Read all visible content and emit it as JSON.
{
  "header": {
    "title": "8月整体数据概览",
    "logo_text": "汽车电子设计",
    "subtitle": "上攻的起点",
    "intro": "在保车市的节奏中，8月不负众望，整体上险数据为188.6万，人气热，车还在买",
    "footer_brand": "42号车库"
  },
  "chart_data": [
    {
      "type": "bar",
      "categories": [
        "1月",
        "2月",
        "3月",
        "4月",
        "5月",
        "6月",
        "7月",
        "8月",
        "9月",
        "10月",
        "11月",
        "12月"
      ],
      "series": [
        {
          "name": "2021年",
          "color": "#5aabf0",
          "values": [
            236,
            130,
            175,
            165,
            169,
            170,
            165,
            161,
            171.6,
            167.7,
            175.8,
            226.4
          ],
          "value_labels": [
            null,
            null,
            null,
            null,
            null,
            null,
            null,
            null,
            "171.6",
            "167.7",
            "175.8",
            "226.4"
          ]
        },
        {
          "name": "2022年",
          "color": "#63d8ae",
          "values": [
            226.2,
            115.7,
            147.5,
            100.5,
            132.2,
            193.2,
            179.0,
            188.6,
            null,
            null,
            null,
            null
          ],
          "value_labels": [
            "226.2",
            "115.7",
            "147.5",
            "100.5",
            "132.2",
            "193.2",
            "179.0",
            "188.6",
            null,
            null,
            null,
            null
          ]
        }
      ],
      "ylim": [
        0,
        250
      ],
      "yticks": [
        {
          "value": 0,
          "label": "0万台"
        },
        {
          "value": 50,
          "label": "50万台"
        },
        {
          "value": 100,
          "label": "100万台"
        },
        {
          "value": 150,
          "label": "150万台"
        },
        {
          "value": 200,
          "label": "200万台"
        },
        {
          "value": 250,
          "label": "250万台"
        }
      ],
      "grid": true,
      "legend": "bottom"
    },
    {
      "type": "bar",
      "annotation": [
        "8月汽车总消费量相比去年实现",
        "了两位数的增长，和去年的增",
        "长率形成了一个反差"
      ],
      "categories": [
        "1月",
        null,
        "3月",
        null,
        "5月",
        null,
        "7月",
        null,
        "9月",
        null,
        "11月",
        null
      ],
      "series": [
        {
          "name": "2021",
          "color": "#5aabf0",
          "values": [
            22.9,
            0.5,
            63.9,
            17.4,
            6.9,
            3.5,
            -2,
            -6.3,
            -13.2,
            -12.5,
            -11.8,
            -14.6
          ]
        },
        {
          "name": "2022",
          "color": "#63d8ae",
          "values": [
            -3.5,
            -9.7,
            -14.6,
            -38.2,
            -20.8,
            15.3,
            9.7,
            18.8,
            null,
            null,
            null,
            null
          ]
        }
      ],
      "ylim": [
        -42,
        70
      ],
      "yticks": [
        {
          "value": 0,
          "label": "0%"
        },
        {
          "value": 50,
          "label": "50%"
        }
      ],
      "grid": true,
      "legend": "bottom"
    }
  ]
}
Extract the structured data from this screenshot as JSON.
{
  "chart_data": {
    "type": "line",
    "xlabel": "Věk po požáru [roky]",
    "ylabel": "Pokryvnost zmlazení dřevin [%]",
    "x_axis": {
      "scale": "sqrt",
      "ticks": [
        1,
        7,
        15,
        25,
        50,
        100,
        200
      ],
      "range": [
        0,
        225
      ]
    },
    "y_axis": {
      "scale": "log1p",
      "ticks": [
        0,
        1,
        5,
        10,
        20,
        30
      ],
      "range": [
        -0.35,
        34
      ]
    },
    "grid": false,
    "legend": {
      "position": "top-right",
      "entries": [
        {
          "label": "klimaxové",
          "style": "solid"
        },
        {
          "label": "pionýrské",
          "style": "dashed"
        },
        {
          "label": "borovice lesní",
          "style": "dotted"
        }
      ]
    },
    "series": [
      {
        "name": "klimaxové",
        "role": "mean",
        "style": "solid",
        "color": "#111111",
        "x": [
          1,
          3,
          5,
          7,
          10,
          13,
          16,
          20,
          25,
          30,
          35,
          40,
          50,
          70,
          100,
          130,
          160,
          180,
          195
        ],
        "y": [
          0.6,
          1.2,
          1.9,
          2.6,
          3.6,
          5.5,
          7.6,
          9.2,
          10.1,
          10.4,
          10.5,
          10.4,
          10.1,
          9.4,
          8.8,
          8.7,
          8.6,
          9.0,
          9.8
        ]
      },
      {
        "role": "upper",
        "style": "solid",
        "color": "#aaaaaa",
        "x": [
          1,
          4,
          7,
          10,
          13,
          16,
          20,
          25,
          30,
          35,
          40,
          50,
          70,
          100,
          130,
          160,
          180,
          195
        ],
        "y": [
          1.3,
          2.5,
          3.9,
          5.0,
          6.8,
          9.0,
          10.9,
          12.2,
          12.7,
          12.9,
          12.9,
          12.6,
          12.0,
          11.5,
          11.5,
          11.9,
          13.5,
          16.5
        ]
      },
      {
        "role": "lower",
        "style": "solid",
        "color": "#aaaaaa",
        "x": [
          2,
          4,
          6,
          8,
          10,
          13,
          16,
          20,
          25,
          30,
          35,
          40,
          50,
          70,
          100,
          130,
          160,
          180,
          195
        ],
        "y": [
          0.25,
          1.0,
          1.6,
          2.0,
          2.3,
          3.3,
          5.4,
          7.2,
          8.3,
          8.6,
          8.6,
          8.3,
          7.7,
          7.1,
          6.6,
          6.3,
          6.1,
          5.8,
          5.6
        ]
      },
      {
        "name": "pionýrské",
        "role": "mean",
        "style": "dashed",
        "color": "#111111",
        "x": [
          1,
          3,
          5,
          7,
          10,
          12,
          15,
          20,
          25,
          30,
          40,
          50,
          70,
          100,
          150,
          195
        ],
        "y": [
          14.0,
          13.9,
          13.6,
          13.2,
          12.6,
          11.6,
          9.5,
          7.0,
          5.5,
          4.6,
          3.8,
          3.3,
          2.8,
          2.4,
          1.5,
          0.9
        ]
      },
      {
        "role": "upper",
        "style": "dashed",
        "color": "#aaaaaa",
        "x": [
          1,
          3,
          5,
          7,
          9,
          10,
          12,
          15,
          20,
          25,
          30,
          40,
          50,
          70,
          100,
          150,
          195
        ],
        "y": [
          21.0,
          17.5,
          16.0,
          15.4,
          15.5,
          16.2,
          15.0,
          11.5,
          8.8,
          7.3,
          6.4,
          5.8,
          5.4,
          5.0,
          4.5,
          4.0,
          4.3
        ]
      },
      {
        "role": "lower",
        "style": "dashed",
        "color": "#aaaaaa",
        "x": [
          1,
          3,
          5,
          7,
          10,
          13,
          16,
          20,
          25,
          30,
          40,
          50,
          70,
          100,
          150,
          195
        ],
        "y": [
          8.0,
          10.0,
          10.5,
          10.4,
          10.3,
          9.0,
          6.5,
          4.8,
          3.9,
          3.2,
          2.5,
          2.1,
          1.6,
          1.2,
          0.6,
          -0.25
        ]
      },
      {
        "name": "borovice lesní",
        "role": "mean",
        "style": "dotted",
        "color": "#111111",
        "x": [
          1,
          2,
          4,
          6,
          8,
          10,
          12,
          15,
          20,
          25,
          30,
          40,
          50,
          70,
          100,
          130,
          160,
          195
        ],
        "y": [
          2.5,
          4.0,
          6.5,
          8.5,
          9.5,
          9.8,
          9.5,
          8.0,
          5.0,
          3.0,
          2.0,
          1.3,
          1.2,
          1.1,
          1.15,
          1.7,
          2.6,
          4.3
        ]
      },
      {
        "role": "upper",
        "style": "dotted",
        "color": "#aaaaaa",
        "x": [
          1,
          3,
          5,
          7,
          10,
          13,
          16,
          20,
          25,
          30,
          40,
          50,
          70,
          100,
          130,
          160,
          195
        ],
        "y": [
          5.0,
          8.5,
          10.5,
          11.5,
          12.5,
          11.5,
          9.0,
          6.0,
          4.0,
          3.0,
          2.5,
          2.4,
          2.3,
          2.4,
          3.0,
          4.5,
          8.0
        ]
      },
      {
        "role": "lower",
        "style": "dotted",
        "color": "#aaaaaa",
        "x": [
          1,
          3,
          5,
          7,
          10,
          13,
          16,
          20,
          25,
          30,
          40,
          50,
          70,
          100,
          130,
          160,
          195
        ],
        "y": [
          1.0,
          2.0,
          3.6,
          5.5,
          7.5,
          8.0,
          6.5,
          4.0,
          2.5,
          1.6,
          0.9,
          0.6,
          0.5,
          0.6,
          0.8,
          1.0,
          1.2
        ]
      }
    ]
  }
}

» **Your goal**: Give only the count of lines in the data that include the string "lesní".

» **Task solution**: 2